> **WHAT IS EXPECTED**
Go through the records and copy each line where the word "Something" occurs.

> **DATA FOR THIS EXERCISE**
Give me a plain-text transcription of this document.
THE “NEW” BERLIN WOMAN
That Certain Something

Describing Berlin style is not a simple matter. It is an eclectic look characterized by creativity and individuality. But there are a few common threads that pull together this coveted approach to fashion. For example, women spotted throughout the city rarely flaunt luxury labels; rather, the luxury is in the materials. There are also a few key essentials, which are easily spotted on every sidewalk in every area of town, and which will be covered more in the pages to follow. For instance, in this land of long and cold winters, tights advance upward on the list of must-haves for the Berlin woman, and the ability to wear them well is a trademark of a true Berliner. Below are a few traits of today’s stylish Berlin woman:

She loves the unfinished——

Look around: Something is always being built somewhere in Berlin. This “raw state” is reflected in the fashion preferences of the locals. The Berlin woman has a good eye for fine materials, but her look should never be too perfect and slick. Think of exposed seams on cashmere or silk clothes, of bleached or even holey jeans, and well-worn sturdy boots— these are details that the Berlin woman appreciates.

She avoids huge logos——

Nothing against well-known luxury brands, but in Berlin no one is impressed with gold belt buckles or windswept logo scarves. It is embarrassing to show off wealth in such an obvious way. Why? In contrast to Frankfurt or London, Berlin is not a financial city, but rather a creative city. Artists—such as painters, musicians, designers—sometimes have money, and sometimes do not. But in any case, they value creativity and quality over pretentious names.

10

> **WRITTEN SOLUTION**
That Certain Something
Look around: Something is always being built somewhere in Berlin. This “raw state” is reflected in the fashion preferences of the locals. The Berlin woman has a good eye for fine materials, but her look should never be too perfect and slick. Think of exposed seams on cashmere or silk clothes, of bleached or even holey jeans, and well-worn sturdy boots— these are details that the Berlin woman appreciates.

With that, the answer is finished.